> [Exercise instructions] Copy out the rows from the line with "legend-item-rear-harness: : REAR" up to and including the line with "seat-wiring (579, 527, 1305, 795)", keeping each one word for word.

> [Listed entries]
•••••

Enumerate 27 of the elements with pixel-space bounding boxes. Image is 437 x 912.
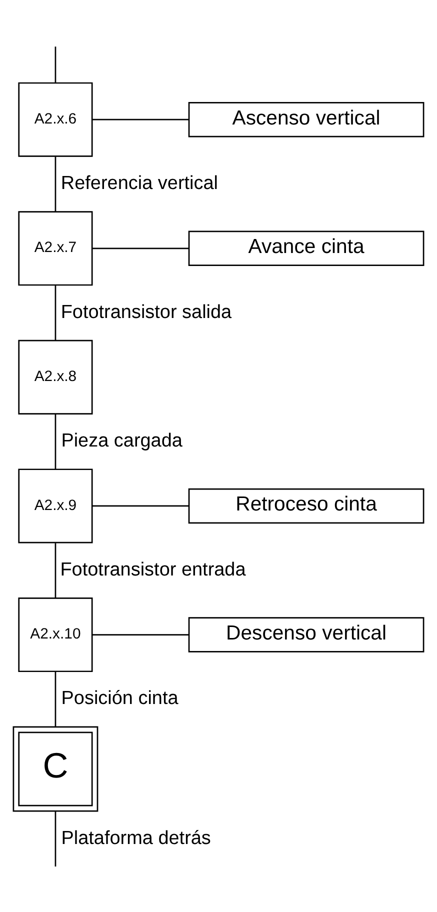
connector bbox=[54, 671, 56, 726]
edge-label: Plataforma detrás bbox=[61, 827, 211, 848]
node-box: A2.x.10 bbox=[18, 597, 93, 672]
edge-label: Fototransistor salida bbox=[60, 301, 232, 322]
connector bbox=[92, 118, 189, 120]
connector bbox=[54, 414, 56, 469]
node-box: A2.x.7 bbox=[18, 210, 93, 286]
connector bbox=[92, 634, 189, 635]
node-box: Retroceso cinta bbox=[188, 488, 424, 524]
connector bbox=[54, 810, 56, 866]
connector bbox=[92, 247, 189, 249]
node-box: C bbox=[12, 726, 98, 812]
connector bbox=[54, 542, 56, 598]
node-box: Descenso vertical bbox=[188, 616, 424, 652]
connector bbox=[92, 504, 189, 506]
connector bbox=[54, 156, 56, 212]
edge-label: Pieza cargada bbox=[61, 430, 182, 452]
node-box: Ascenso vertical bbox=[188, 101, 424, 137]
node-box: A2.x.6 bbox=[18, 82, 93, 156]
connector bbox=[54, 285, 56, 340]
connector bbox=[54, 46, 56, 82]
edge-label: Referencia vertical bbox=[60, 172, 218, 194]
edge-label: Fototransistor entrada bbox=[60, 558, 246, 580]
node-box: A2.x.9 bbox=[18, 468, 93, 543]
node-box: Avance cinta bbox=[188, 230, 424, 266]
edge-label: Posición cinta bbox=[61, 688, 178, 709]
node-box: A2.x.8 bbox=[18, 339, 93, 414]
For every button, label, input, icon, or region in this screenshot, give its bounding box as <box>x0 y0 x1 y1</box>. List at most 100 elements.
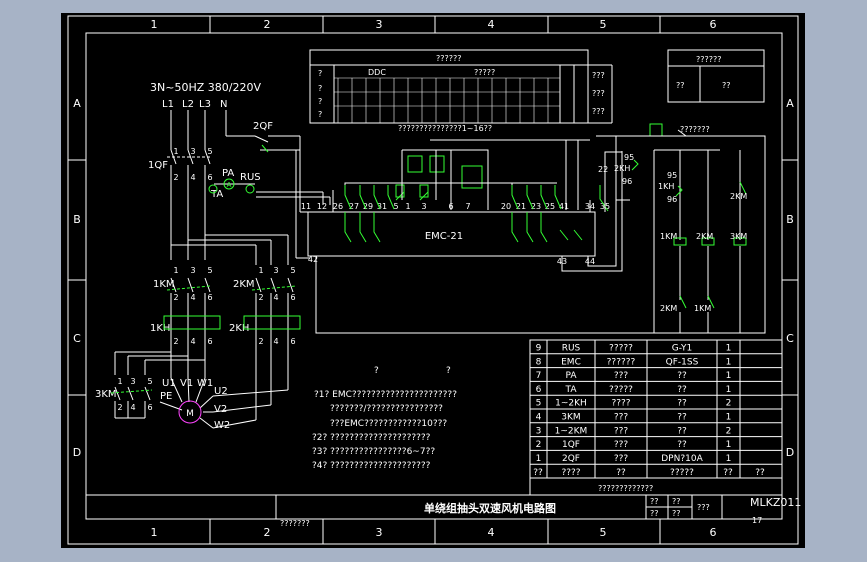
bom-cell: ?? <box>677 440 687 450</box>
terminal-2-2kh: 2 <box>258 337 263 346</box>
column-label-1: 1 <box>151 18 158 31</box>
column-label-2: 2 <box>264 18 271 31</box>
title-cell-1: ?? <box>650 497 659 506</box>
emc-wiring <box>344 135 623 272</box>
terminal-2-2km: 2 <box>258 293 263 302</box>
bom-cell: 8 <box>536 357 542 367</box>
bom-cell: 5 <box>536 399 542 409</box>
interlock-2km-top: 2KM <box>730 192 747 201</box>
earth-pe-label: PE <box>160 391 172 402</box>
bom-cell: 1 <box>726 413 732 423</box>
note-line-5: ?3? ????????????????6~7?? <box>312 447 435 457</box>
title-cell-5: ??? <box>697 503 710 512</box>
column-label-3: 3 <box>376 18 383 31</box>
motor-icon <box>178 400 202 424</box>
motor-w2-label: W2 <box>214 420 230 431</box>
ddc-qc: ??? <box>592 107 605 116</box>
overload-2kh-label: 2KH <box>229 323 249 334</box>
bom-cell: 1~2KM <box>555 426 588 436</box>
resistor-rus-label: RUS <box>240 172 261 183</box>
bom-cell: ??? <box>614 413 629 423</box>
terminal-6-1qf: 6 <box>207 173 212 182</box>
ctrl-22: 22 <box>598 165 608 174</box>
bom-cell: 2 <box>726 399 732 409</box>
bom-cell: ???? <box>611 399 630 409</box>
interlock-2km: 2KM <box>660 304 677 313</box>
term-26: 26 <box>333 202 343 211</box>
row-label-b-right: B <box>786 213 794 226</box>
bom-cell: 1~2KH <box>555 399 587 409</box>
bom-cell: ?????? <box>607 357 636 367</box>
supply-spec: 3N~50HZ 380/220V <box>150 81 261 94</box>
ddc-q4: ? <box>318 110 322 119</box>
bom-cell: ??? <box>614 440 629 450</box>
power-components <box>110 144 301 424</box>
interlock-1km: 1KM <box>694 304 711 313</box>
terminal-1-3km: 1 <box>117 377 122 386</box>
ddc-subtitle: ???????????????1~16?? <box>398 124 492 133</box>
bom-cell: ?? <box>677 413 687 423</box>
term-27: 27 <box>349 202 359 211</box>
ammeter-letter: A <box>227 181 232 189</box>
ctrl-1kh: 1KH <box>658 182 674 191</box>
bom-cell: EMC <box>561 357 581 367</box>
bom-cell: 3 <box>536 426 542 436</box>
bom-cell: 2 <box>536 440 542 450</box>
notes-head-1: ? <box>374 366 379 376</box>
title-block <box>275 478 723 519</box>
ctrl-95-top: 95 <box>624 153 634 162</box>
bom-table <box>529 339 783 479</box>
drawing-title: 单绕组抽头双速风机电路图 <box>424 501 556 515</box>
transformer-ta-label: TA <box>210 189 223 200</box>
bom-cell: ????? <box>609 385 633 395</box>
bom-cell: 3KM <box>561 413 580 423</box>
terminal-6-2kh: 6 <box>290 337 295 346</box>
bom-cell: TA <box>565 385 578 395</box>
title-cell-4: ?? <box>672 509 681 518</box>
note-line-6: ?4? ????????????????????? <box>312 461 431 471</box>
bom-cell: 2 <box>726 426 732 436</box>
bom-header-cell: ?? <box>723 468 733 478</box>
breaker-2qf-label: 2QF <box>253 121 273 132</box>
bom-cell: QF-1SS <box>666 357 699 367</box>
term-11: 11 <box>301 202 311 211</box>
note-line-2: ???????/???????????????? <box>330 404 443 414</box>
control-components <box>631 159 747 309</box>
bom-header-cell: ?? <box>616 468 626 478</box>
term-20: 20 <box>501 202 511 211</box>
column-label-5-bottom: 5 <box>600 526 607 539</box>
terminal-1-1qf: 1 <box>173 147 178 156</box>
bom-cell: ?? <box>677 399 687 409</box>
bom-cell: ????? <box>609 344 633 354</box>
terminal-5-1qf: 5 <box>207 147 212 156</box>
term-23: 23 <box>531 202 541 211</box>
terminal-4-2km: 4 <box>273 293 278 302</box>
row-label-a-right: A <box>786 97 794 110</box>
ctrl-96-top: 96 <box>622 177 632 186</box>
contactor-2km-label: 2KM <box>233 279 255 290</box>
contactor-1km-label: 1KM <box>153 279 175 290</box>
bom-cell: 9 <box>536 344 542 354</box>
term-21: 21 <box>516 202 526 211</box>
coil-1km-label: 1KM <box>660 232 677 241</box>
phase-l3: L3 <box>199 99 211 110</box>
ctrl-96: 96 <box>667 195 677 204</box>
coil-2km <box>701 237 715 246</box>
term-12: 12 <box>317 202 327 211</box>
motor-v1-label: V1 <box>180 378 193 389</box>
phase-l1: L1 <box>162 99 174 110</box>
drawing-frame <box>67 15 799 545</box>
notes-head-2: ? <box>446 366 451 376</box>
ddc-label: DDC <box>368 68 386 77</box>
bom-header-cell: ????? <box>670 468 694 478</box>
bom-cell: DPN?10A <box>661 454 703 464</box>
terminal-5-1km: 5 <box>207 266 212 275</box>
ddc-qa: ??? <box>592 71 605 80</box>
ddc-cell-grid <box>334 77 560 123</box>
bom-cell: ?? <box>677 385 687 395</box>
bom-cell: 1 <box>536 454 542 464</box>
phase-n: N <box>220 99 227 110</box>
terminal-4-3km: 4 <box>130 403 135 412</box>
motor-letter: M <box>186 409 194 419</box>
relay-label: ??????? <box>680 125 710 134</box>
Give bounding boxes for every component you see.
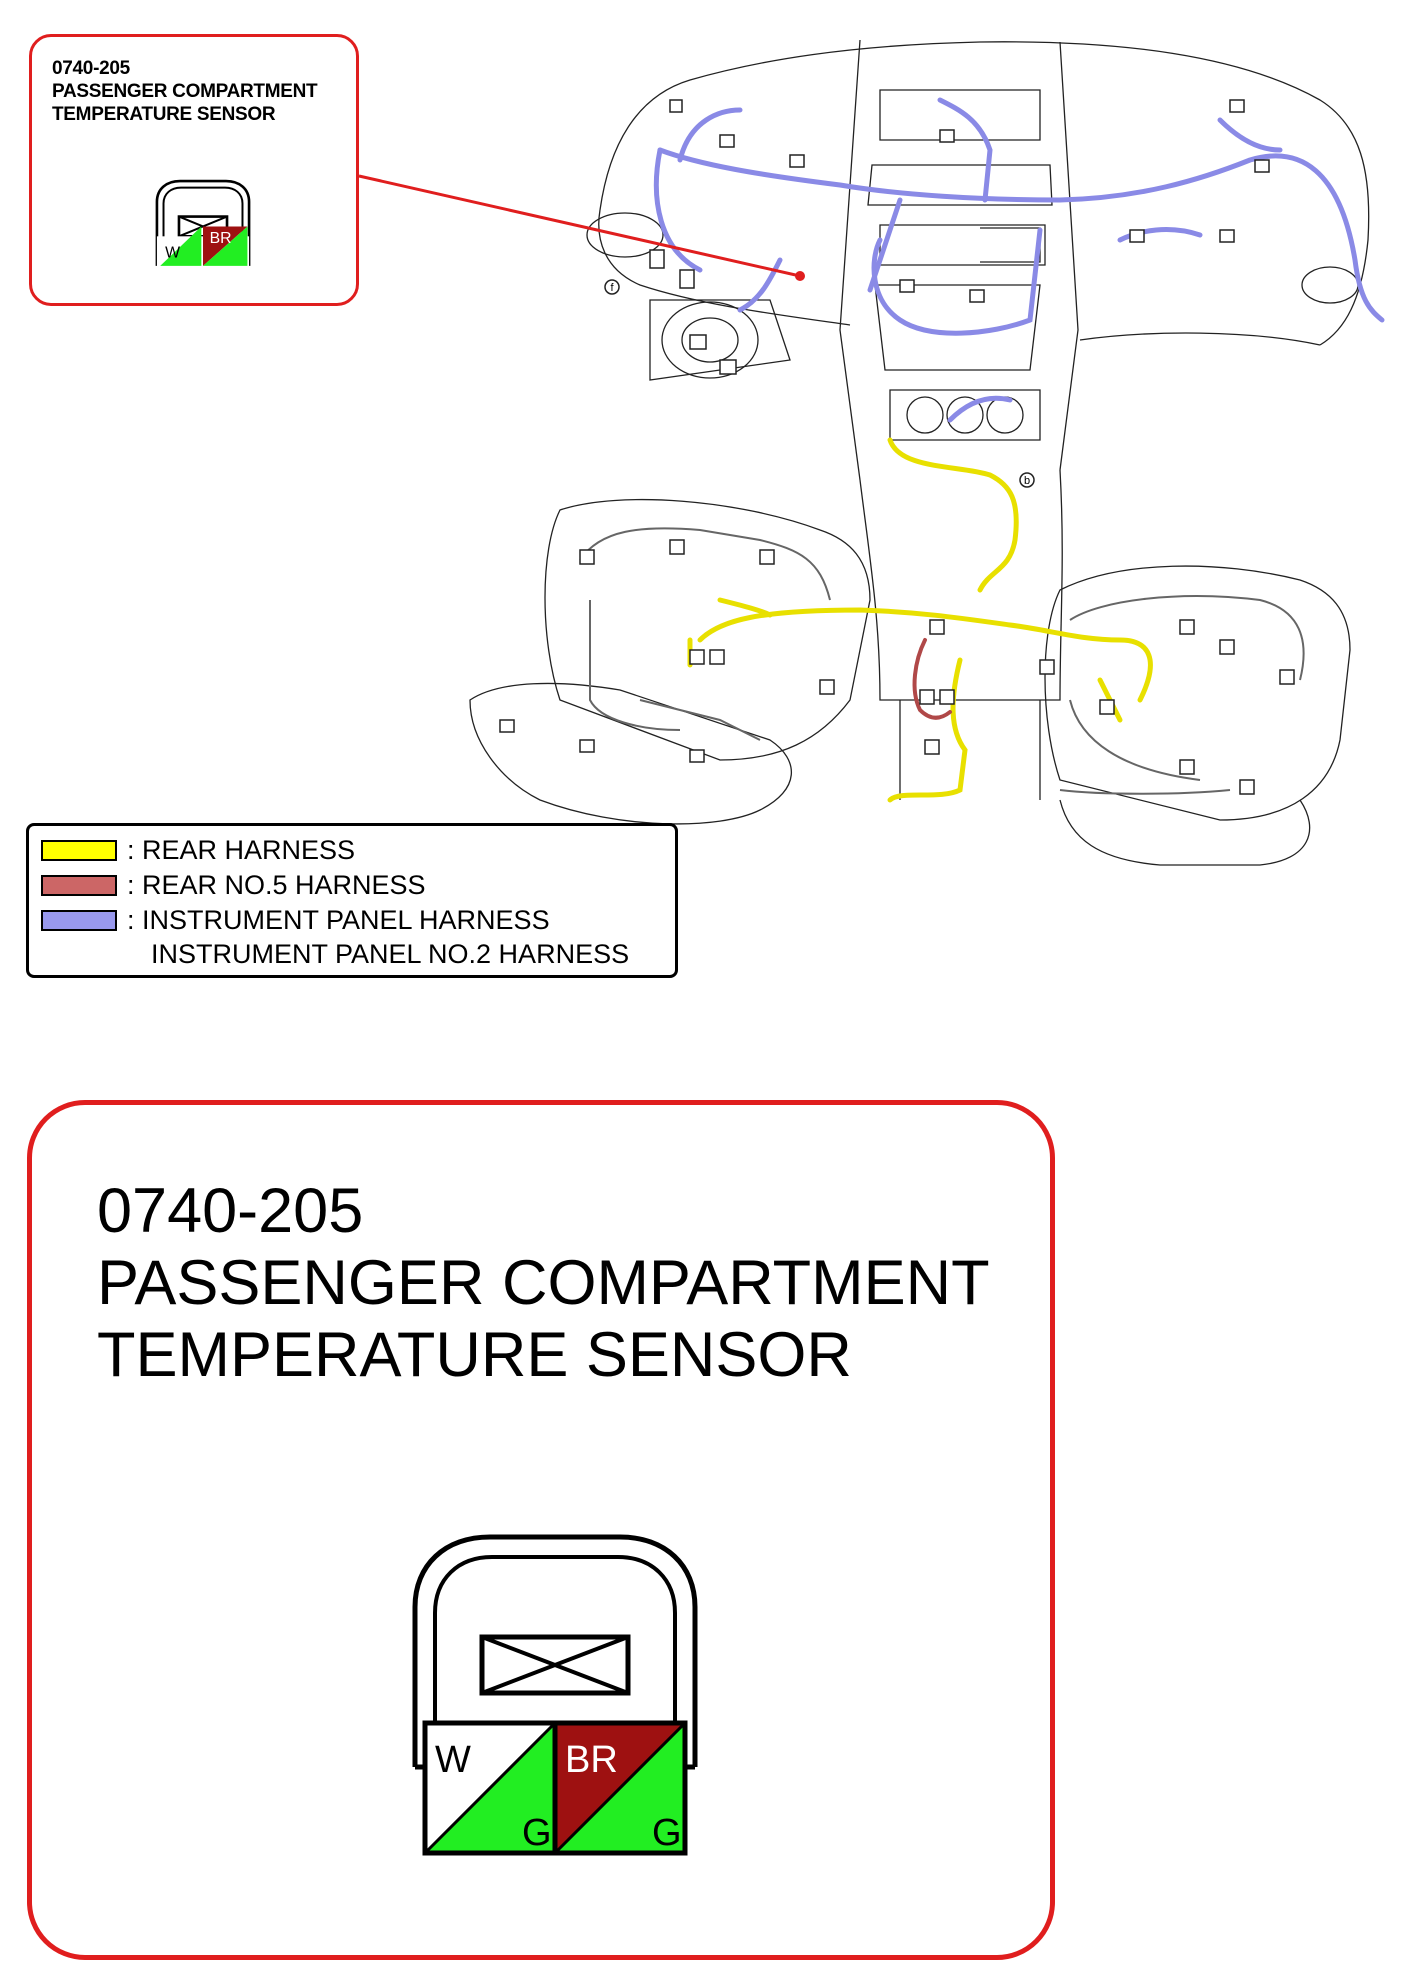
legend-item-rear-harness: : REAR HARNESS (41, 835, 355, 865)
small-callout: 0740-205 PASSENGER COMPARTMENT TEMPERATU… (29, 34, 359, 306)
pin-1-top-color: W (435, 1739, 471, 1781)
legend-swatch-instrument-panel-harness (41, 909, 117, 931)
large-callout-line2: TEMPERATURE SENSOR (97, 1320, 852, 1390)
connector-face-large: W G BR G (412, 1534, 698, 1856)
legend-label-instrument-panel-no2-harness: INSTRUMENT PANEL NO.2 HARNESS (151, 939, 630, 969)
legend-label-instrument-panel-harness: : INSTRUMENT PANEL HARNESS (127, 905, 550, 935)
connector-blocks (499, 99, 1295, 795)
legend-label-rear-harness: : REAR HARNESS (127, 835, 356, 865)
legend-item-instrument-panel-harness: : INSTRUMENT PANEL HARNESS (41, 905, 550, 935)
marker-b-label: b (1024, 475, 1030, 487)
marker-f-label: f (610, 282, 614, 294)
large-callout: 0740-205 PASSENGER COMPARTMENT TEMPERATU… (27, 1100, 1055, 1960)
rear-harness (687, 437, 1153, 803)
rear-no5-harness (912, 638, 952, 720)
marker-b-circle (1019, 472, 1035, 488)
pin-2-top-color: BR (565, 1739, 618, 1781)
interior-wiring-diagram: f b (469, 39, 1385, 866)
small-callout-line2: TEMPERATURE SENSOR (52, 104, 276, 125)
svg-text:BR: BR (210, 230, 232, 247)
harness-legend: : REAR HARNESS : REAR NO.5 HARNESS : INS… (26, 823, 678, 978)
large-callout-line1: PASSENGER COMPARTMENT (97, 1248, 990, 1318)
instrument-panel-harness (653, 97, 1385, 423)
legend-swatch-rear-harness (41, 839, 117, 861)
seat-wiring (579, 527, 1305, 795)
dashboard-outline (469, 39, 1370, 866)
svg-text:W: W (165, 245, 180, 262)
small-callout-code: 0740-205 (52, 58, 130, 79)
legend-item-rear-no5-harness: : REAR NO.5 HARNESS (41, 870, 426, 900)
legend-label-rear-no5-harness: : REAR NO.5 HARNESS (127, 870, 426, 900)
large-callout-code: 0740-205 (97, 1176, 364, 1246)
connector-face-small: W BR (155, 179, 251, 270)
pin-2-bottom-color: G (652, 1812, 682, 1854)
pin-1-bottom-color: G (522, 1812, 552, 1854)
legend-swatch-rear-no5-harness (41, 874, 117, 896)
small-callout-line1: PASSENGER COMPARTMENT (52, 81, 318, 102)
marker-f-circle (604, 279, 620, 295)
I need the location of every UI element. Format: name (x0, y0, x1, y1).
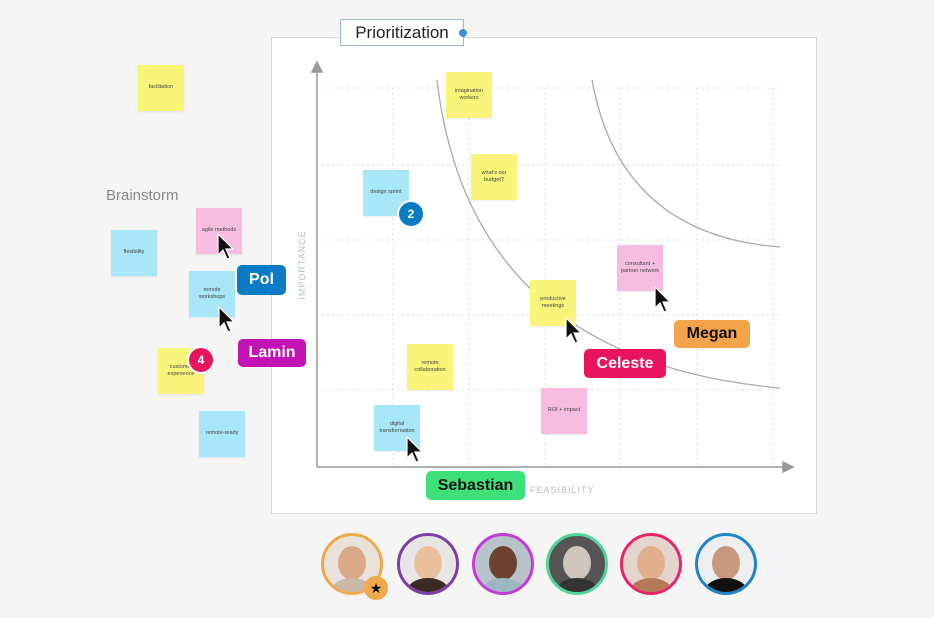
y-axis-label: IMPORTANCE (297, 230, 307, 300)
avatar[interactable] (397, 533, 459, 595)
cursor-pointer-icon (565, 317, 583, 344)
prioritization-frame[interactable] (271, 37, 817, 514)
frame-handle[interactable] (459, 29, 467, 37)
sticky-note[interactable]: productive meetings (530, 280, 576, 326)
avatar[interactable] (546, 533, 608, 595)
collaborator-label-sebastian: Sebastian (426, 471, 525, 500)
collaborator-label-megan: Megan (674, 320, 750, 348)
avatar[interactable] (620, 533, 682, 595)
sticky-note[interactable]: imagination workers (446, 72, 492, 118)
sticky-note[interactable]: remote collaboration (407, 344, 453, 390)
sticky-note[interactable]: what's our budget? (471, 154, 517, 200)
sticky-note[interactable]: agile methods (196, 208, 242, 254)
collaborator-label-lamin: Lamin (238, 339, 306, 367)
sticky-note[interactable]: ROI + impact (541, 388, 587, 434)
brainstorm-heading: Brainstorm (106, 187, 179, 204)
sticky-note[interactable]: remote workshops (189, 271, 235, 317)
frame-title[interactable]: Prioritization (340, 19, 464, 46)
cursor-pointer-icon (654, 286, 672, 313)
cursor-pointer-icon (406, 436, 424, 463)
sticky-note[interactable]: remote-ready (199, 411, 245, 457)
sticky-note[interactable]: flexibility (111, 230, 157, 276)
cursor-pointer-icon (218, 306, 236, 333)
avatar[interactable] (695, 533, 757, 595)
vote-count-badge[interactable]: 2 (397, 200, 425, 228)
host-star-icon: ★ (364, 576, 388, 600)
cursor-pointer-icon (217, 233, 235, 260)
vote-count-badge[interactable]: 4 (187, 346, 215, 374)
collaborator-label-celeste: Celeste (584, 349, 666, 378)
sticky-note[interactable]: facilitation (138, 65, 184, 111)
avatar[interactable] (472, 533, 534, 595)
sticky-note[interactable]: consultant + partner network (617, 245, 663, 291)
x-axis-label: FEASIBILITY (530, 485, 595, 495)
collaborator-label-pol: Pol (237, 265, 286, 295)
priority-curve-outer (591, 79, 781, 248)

•••••

> [Output of the task]
legend-item-rear-harness: : REAR HARNESS (41, 835, 355, 865)
small-callout: 0740-205 PASSENGER COMPARTMENT TEMPERATU… (29, 34, 359, 306)
pin-1-top-color: W (435, 1739, 471, 1781)
legend-swatch-instrument-panel-harness (41, 909, 117, 931)
large-callout-line2: TEMPERATURE SENSOR (97, 1320, 852, 1390)
connector-face-large: W G BR G (412, 1534, 698, 1856)
legend-label-instrument-panel-no2-harness: INSTRUMENT PANEL NO.2 HARNESS (151, 939, 630, 969)
legend-label-instrument-panel-harness: : INSTRUMENT PANEL HARNESS (127, 905, 550, 935)
connector-blocks (499, 99, 1295, 795)
legend-label-rear-harness: : REAR HARNESS (127, 835, 356, 865)
legend-item-instrument-panel-harness: : INSTRUMENT PANEL HARNESS (41, 905, 550, 935)
marker-b-label: b (1024, 475, 1030, 487)
marker-f-label: f (610, 282, 614, 294)
large-callout: 0740-205 PASSENGER COMPARTMENT TEMPERATU… (27, 1100, 1055, 1960)
rear-harness (687, 437, 1153, 803)
rear-no5-harness (912, 638, 952, 720)
marker-b-circle (1019, 472, 1035, 488)
pin-2-top-color: BR (565, 1739, 618, 1781)
interior-wiring-diagram: f b (469, 39, 1385, 866)
small-callout-line2: TEMPERATURE SENSOR (52, 104, 276, 125)
svg-text:BR: BR (210, 230, 232, 247)
harness-legend: : REAR HARNESS : REAR NO.5 HARNESS : INS… (26, 823, 678, 978)
large-callout-line1: PASSENGER COMPARTMENT (97, 1248, 990, 1318)
instrument-panel-harness (653, 97, 1385, 423)
legend-swatch-rear-harness (41, 839, 117, 861)
seat-wiring (579, 527, 1305, 795)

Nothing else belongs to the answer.